=== PROVIDED RECORDS ===
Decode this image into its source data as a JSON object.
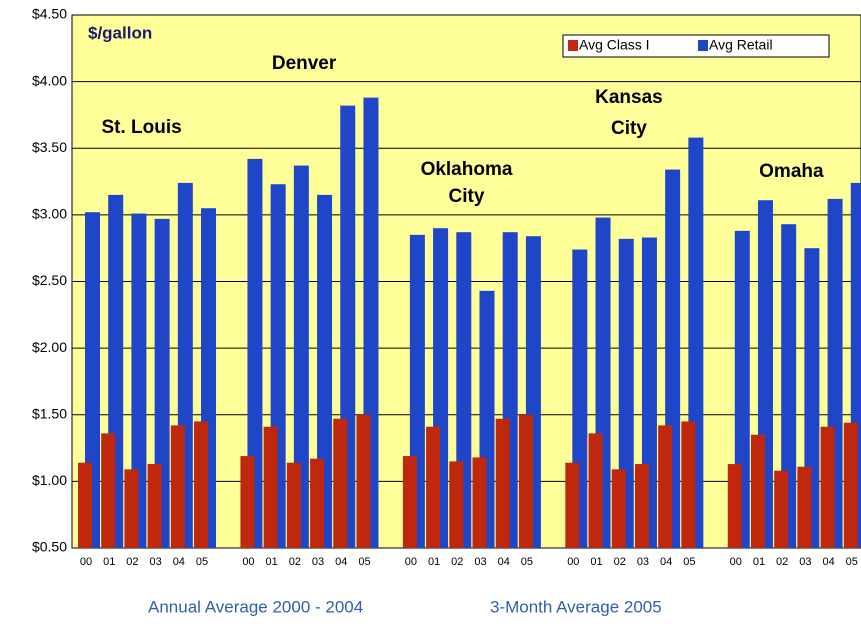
{
  "chart_data": {
    "type": "bar",
    "y_label": "$/gallon",
    "footnotes": [
      "Annual Average 2000 - 2004",
      "3-Month Average 2005"
    ],
    "groups": [
      {
        "lines": [
          "St. Louis"
        ]
      },
      {
        "lines": [
          "Denver"
        ]
      },
      {
        "lines": [
          "Oklahoma",
          "City"
        ]
      },
      {
        "lines": [
          "Kansas",
          "City"
        ]
      },
      {
        "lines": [
          "Omaha"
        ]
      }
    ],
    "categories": [
      "00",
      "01",
      "02",
      "03",
      "04",
      "05",
      null,
      "00",
      "01",
      "02",
      "03",
      "04",
      "05",
      null,
      "00",
      "01",
      "02",
      "03",
      "04",
      "05",
      null,
      "00",
      "01",
      "02",
      "03",
      "04",
      "05",
      null,
      "00",
      "01",
      "02",
      "03",
      "04",
      "05"
    ],
    "series": [
      {
        "name": "Avg Class I",
        "color": "#c0280e",
        "values": [
          1.14,
          1.36,
          1.09,
          1.13,
          1.42,
          1.45,
          null,
          1.19,
          1.41,
          1.14,
          1.17,
          1.47,
          1.5,
          null,
          1.19,
          1.41,
          1.15,
          1.18,
          1.47,
          1.5,
          null,
          1.14,
          1.36,
          1.09,
          1.13,
          1.42,
          1.45,
          null,
          1.13,
          1.35,
          1.08,
          1.11,
          1.41,
          1.44
        ]
      },
      {
        "name": "Avg Retail",
        "color": "#1f45c8",
        "values": [
          3.02,
          3.15,
          3.01,
          2.97,
          3.24,
          3.05,
          null,
          3.42,
          3.23,
          3.37,
          3.15,
          3.82,
          3.88,
          null,
          2.85,
          2.9,
          2.87,
          2.43,
          2.87,
          2.84,
          null,
          2.74,
          2.98,
          2.82,
          2.83,
          3.34,
          3.58,
          null,
          2.88,
          3.11,
          2.93,
          2.75,
          3.12,
          3.24
        ]
      }
    ],
    "ylim": [
      0.5,
      4.5
    ],
    "yticks": [
      {
        "value": 0.5,
        "label": "$0.50"
      },
      {
        "value": 1,
        "label": "$1.00"
      },
      {
        "value": 1.5,
        "label": "$1.50"
      },
      {
        "value": 2,
        "label": "$2.00"
      },
      {
        "value": 2.5,
        "label": "$2.50"
      },
      {
        "value": 3,
        "label": "$3.00"
      },
      {
        "value": 3.5,
        "label": "$3.50"
      },
      {
        "value": 4,
        "label": "$4.00"
      },
      {
        "value": 4.5,
        "label": "$4.50"
      }
    ],
    "grid": true,
    "legend": "upper right"
  }
}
===
Would you return the data exactly as written, without the pictures?

_TASK ANSWER_.
Decode this image into its source data as a JSON object.
{
  "chart_data": {
    "type": "bar",
    "y_label": "$/gallon",
    "footnotes": [
      "Annual Average 2000 - 2004",
      "3-Month Average 2005"
    ],
    "groups": [
      {
        "lines": [
          "St. Louis"
        ]
      },
      {
        "lines": [
          "Denver"
        ]
      },
      {
        "lines": [
          "Oklahoma",
          "City"
        ]
      },
      {
        "lines": [
          "Kansas",
          "City"
        ]
      },
      {
        "lines": [
          "Omaha"
        ]
      }
    ],
    "categories": [
      "00",
      "01",
      "02",
      "03",
      "04",
      "05",
      null,
      "00",
      "01",
      "02",
      "03",
      "04",
      "05",
      null,
      "00",
      "01",
      "02",
      "03",
      "04",
      "05",
      null,
      "00",
      "01",
      "02",
      "03",
      "04",
      "05",
      null,
      "00",
      "01",
      "02",
      "03",
      "04",
      "05"
    ],
    "series": [
      {
        "name": "Avg Class I",
        "color": "#c0280e",
        "values": [
          1.14,
          1.36,
          1.09,
          1.13,
          1.42,
          1.45,
          null,
          1.19,
          1.41,
          1.14,
          1.17,
          1.47,
          1.5,
          null,
          1.19,
          1.41,
          1.15,
          1.18,
          1.47,
          1.5,
          null,
          1.14,
          1.36,
          1.09,
          1.13,
          1.42,
          1.45,
          null,
          1.13,
          1.35,
          1.08,
          1.11,
          1.41,
          1.44
        ]
      },
      {
        "name": "Avg Retail",
        "color": "#1f45c8",
        "values": [
          3.02,
          3.15,
          3.01,
          2.97,
          3.24,
          3.05,
          null,
          3.42,
          3.23,
          3.37,
          3.15,
          3.82,
          3.88,
          null,
          2.85,
          2.9,
          2.87,
          2.43,
          2.87,
          2.84,
          null,
          2.74,
          2.98,
          2.82,
          2.83,
          3.34,
          3.58,
          null,
          2.88,
          3.11,
          2.93,
          2.75,
          3.12,
          3.24
        ]
      }
    ],
    "ylim": [
      0.5,
      4.5
    ],
    "yticks": [
      {
        "value": 0.5,
        "label": "$0.50"
      },
      {
        "value": 1,
        "label": "$1.00"
      },
      {
        "value": 1.5,
        "label": "$1.50"
      },
      {
        "value": 2,
        "label": "$2.00"
      },
      {
        "value": 2.5,
        "label": "$2.50"
      },
      {
        "value": 3,
        "label": "$3.00"
      },
      {
        "value": 3.5,
        "label": "$3.50"
      },
      {
        "value": 4,
        "label": "$4.00"
      },
      {
        "value": 4.5,
        "label": "$4.50"
      }
    ],
    "grid": true,
    "legend": "upper right"
  }
}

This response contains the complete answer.